The request:
Work out how many lines of the material below mention the word "организовано"; reply with the number only.

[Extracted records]
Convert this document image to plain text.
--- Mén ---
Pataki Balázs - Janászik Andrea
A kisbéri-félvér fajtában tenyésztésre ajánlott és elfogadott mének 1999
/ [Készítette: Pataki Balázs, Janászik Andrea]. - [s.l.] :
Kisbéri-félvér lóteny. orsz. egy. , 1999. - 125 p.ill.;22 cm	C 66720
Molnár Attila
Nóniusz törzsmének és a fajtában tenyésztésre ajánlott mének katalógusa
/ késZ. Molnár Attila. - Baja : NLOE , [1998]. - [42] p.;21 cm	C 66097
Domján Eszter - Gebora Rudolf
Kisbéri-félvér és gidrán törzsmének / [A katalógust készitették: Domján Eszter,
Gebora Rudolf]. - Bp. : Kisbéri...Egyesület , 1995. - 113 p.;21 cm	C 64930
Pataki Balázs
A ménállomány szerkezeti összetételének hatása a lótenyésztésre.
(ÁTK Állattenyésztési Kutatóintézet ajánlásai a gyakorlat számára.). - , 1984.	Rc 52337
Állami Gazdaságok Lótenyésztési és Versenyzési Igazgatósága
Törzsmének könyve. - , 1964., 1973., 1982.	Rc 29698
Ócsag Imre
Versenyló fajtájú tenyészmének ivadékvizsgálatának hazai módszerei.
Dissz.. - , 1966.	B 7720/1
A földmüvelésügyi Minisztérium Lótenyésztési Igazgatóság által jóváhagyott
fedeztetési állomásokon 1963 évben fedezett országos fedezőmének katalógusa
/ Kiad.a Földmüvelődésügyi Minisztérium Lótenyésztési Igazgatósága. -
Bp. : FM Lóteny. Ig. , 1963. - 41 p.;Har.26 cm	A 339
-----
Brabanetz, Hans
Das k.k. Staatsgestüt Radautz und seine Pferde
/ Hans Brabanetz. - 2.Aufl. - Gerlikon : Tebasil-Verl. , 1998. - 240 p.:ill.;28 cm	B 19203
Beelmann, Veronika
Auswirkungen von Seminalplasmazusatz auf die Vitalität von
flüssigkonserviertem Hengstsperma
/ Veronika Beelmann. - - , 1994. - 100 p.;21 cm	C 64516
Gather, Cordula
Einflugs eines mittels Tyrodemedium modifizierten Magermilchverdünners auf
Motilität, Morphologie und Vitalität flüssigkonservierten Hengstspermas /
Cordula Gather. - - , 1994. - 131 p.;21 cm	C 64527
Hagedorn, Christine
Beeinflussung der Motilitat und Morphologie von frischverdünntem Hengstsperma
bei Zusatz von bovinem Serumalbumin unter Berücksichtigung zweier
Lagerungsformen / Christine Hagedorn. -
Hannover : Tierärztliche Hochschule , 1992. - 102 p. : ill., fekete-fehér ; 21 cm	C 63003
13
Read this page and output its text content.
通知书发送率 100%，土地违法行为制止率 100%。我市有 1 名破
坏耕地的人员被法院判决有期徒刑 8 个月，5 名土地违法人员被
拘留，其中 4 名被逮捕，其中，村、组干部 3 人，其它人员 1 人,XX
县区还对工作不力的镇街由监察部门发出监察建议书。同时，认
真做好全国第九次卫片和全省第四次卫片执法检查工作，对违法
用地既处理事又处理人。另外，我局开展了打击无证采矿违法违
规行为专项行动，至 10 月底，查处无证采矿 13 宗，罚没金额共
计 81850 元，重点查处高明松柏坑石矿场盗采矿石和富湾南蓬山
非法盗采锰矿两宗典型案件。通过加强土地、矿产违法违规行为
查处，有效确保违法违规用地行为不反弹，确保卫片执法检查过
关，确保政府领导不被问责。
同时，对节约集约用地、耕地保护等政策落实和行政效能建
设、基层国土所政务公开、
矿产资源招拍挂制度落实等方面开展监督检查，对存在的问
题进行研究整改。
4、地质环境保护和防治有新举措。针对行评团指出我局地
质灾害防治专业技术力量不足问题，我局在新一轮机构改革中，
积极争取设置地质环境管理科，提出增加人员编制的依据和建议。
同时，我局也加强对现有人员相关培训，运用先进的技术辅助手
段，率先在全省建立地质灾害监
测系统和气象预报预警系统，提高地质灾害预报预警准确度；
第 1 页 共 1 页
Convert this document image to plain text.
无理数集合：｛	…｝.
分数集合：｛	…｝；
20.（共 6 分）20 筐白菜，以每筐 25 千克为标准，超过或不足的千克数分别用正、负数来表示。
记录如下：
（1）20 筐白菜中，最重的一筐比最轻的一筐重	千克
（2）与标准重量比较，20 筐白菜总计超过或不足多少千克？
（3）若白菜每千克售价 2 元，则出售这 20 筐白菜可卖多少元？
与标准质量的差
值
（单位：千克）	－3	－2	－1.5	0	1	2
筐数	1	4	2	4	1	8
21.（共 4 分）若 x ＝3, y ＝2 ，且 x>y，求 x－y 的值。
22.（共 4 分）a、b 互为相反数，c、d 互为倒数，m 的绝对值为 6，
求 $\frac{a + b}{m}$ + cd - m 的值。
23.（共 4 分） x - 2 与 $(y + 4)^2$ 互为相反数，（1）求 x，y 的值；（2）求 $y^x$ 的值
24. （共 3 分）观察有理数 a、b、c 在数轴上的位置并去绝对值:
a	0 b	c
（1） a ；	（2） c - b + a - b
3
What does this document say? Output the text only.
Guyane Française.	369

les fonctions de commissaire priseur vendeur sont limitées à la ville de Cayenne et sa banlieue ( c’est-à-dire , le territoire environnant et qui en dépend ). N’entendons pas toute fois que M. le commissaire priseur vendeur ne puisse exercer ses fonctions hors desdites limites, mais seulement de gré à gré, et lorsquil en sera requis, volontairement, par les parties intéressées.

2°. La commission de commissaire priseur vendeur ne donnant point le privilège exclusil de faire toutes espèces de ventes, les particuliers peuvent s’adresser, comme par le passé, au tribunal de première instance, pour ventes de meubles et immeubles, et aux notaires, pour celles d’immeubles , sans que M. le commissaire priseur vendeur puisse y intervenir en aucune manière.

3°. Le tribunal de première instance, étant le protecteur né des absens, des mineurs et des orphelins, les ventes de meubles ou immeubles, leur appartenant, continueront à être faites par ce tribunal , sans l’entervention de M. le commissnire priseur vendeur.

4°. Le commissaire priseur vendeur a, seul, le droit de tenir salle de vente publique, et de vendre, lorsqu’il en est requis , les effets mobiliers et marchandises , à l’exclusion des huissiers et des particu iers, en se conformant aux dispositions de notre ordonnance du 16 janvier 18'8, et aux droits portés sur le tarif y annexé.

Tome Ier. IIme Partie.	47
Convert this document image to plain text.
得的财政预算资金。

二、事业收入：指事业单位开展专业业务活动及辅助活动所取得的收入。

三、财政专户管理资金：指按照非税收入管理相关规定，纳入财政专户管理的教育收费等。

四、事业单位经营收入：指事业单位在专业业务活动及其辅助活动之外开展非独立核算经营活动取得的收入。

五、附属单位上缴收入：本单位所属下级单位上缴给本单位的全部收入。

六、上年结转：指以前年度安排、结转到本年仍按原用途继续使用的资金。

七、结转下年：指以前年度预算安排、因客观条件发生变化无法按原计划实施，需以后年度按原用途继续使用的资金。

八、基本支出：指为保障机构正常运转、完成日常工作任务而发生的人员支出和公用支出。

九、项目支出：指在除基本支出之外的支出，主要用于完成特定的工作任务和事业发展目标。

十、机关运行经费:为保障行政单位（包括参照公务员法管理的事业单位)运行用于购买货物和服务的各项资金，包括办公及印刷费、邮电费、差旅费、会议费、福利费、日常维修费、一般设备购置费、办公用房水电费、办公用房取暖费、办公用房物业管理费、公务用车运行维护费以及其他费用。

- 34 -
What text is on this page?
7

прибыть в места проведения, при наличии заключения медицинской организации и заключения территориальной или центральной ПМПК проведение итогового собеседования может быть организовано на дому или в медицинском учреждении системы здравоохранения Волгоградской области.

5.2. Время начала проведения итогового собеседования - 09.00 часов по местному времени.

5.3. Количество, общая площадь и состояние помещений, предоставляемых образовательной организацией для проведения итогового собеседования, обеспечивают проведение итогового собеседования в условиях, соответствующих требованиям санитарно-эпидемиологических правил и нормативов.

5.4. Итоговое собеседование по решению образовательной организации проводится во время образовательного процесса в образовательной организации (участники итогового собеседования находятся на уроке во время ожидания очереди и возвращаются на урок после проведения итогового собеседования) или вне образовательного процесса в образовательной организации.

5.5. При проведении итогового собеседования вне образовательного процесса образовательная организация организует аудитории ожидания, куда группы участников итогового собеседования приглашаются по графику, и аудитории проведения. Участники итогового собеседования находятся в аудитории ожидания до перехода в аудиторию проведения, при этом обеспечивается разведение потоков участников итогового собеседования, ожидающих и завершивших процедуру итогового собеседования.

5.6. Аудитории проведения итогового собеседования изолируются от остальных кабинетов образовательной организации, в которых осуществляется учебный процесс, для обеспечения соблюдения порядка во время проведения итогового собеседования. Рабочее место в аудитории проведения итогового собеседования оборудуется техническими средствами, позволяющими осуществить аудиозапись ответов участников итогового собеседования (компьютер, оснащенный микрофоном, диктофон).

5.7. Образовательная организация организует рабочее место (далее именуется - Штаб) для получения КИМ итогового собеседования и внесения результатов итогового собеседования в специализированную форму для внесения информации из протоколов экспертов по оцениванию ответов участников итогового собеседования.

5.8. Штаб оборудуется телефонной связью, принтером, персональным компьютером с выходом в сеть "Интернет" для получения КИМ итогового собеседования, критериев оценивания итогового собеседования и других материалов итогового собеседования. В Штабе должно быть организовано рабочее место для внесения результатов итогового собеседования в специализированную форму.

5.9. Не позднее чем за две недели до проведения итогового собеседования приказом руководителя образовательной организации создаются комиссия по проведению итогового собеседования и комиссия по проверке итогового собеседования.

Answer to this problem:
2